• _Problem details_: Rewrite these lines with "bounding boxes" switched to "box coordinates" and everything else left as it is. Omit the pictures from your answer.

## START Provided data

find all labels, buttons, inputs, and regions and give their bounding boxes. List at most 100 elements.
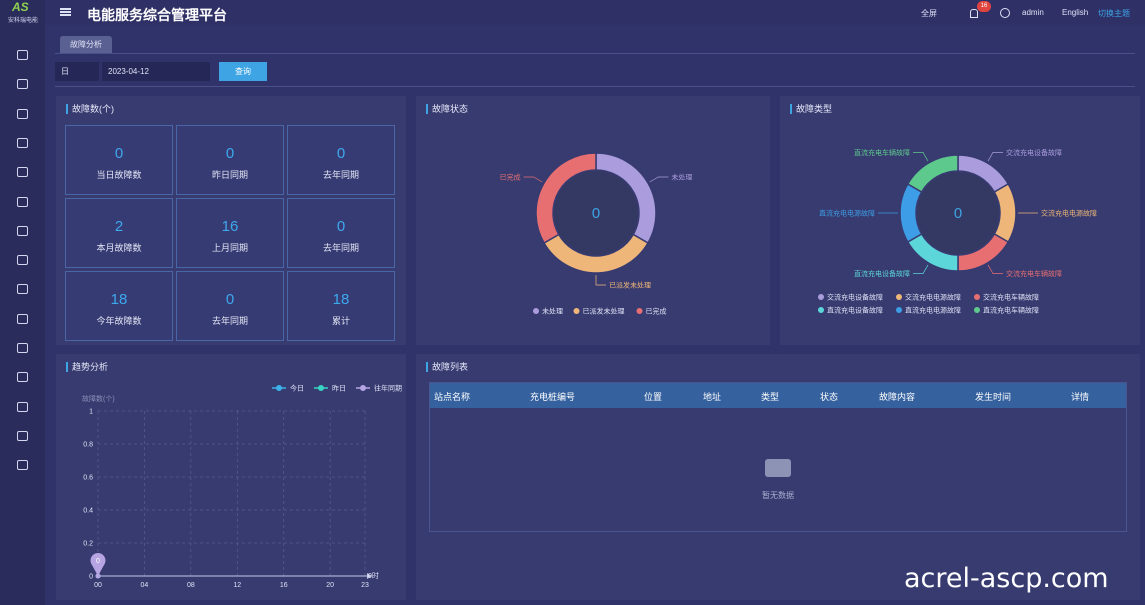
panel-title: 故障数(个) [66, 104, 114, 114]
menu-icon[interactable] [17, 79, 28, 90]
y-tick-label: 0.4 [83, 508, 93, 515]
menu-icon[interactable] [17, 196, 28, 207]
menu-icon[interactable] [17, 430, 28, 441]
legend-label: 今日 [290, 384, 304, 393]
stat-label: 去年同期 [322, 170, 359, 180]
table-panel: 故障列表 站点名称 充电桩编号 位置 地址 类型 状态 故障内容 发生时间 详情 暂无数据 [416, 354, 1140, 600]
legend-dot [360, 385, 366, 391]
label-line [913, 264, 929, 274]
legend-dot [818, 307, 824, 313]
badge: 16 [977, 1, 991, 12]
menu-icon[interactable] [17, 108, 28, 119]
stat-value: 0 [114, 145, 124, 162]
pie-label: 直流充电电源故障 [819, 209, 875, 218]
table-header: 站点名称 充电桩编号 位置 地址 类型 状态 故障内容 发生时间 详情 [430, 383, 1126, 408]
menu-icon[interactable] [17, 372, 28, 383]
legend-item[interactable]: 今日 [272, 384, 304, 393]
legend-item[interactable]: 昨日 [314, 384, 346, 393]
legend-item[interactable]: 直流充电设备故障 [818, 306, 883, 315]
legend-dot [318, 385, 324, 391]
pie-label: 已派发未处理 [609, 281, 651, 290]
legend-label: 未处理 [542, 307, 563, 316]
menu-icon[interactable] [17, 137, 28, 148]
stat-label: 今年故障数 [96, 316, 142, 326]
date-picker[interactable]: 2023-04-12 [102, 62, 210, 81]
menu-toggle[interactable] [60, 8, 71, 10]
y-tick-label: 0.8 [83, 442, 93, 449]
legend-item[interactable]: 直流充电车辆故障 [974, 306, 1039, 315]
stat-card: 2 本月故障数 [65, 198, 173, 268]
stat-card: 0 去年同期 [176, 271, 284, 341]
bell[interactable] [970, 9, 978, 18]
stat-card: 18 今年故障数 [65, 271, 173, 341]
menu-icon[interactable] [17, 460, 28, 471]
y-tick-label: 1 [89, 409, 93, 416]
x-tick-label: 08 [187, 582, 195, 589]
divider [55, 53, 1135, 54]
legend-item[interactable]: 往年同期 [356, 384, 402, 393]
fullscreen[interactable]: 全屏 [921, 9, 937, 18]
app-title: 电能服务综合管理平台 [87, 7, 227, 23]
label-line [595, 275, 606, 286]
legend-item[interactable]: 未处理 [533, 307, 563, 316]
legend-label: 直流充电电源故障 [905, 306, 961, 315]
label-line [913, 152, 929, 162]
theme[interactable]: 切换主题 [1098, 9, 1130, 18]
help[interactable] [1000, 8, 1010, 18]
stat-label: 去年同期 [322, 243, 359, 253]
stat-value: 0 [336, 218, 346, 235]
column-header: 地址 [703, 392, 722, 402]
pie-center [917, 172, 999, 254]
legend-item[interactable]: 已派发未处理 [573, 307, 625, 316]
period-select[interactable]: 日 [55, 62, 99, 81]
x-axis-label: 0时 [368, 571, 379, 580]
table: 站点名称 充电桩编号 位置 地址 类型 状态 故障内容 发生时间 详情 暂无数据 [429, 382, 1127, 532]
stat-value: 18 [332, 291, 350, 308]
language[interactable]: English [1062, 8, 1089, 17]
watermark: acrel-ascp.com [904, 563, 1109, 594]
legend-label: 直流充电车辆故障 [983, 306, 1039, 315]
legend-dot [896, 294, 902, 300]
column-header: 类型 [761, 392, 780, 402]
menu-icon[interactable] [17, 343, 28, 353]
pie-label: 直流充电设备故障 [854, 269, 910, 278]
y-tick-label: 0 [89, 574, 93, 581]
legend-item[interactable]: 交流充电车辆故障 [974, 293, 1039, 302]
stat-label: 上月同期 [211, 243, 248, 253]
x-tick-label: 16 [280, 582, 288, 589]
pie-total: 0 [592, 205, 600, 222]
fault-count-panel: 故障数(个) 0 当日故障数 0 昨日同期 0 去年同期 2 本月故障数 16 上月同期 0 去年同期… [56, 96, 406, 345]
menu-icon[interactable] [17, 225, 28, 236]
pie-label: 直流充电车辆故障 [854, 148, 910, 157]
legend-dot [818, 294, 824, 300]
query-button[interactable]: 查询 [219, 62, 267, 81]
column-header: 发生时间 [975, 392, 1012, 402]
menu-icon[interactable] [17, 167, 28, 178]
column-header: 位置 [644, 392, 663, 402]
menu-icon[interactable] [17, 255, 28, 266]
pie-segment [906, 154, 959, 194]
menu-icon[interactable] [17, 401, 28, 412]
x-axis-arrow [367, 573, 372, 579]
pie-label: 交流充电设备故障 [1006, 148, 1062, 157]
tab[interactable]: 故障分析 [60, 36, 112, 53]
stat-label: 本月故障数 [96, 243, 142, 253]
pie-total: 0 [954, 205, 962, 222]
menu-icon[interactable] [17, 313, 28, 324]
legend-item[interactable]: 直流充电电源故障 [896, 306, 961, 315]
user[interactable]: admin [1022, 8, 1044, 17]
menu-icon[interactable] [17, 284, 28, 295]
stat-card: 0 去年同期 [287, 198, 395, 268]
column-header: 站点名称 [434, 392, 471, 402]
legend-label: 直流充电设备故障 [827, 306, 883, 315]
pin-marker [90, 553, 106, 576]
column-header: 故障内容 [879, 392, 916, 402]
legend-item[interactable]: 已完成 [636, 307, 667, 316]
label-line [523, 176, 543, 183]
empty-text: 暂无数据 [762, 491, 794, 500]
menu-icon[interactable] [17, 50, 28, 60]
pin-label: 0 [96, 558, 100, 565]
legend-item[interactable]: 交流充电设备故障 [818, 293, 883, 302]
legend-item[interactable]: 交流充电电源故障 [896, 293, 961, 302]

## END Provided data

• _Solved exercise_:
find all labels, buttons, inputs, and regions and give their box coordinates. List at most 100 elements.
panel-title: 故障数(个) [66, 104, 114, 114]
menu-icon[interactable] [17, 79, 28, 90]
y-tick-label: 0.4 [83, 508, 93, 515]
menu-icon[interactable] [17, 196, 28, 207]
menu-icon[interactable] [17, 430, 28, 441]
legend-label: 今日 [290, 384, 304, 393]
stat-label: 去年同期 [322, 170, 359, 180]
table-panel: 故障列表 站点名称 充电桩编号 位置 地址 类型 状态 故障内容 发生时间 详情 暂无数据 [416, 354, 1140, 600]
legend-dot [360, 385, 366, 391]
label-line [913, 264, 929, 274]
legend-dot [818, 307, 824, 313]
badge: 16 [977, 1, 991, 12]
menu-icon[interactable] [17, 108, 28, 119]
stat-value: 0 [114, 145, 124, 162]
pie-label: 直流充电电源故障 [819, 209, 875, 218]
table-header: 站点名称 充电桩编号 位置 地址 类型 状态 故障内容 发生时间 详情 [430, 383, 1126, 408]
menu-icon[interactable] [17, 372, 28, 383]
legend-item[interactable]: 今日 [272, 384, 304, 393]
legend-item[interactable]: 昨日 [314, 384, 346, 393]
legend-item[interactable]: 直流充电设备故障 [818, 306, 883, 315]
legend-dot [318, 385, 324, 391]
pie-label: 已派发未处理 [609, 281, 651, 290]
legend-label: 未处理 [542, 307, 563, 316]
menu-icon[interactable] [17, 137, 28, 148]
stat-label: 今年故障数 [96, 316, 142, 326]
date-picker[interactable]: 2023-04-12 [102, 62, 210, 81]
menu-toggle[interactable] [60, 8, 71, 10]
y-tick-label: 0.8 [83, 442, 93, 449]
legend-item[interactable]: 直流充电车辆故障 [974, 306, 1039, 315]
stat-card: 2 本月故障数 [65, 198, 173, 268]
stat-card: 0 去年同期 [176, 271, 284, 341]
bell[interactable] [970, 9, 978, 18]
stat-card: 18 今年故障数 [65, 271, 173, 341]
menu-icon[interactable] [17, 460, 28, 471]
y-tick-label: 1 [89, 409, 93, 416]
x-tick-label: 08 [187, 582, 195, 589]
divider [55, 53, 1135, 54]
legend-item[interactable]: 往年同期 [356, 384, 402, 393]
fullscreen[interactable]: 全屏 [921, 9, 937, 18]
app-title: 电能服务综合管理平台 [87, 7, 227, 23]
label-line [595, 275, 606, 286]
legend-item[interactable]: 未处理 [533, 307, 563, 316]
legend-label: 直流充电电源故障 [905, 306, 961, 315]
label-line [913, 152, 929, 162]
theme[interactable]: 切换主题 [1098, 9, 1130, 18]
help[interactable] [1000, 8, 1010, 18]
stat-label: 去年同期 [322, 243, 359, 253]
stat-value: 0 [336, 218, 346, 235]
column-header: 地址 [703, 392, 722, 402]
pie-center [917, 172, 999, 254]
legend-item[interactable]: 已派发未处理 [573, 307, 625, 316]
period-select[interactable]: 日 [55, 62, 99, 81]
x-axis-label: 0时 [368, 571, 379, 580]
table: 站点名称 充电桩编号 位置 地址 类型 状态 故障内容 发生时间 详情 暂无数据 [429, 382, 1127, 532]
stat-value: 18 [332, 291, 350, 308]
language[interactable]: English [1062, 8, 1089, 17]
watermark: acrel-ascp.com [904, 563, 1109, 594]
legend-label: 直流充电车辆故障 [983, 306, 1039, 315]
legend-dot [896, 294, 902, 300]
column-header: 类型 [761, 392, 780, 402]
menu-icon[interactable] [17, 343, 28, 353]
pie-label: 直流充电设备故障 [854, 269, 910, 278]
y-tick-label: 0 [89, 574, 93, 581]
legend-item[interactable]: 交流充电车辆故障 [974, 293, 1039, 302]
stat-label: 上月同期 [211, 243, 248, 253]
x-tick-label: 16 [280, 582, 288, 589]
pie-total: 0 [592, 205, 600, 222]
fault-count-panel: 故障数(个) 0 当日故障数 0 昨日同期 0 去年同期 2 本月故障数 16 上月同期 0 去年同期… [56, 96, 406, 345]
menu-icon[interactable] [17, 225, 28, 236]
pie-label: 直流充电车辆故障 [854, 148, 910, 157]
legend-dot [818, 294, 824, 300]
query-button[interactable]: 查询 [219, 62, 267, 81]
column-header: 发生时间 [975, 392, 1012, 402]
menu-icon[interactable] [17, 167, 28, 178]
column-header: 位置 [644, 392, 663, 402]
menu-icon[interactable] [17, 255, 28, 266]
pie-segment [906, 154, 959, 194]
menu-icon[interactable] [17, 401, 28, 412]
x-axis-arrow [367, 573, 372, 579]
pie-label: 交流充电设备故障 [1006, 148, 1062, 157]
tab[interactable]: 故障分析 [60, 36, 112, 53]
stat-label: 本月故障数 [96, 243, 142, 253]
pie-total: 0 [954, 205, 962, 222]
menu-icon[interactable] [17, 313, 28, 324]
legend-item[interactable]: 直流充电电源故障 [896, 306, 961, 315]
user[interactable]: admin [1022, 8, 1044, 17]
menu-icon[interactable] [17, 284, 28, 295]
stat-card: 0 去年同期 [287, 198, 395, 268]
column-header: 站点名称 [434, 392, 471, 402]
legend-label: 直流充电设备故障 [827, 306, 883, 315]
pin-marker [90, 553, 106, 576]
column-header: 故障内容 [879, 392, 916, 402]
legend-item[interactable]: 已完成 [636, 307, 667, 316]
label-line [523, 176, 543, 183]
empty-text: 暂无数据 [762, 491, 794, 500]
menu-icon[interactable] [17, 50, 28, 60]
pin-label: 0 [96, 558, 100, 565]
legend-item[interactable]: 交流充电设备故障 [818, 293, 883, 302]
legend-item[interactable]: 交流充电电源故障 [896, 293, 961, 302]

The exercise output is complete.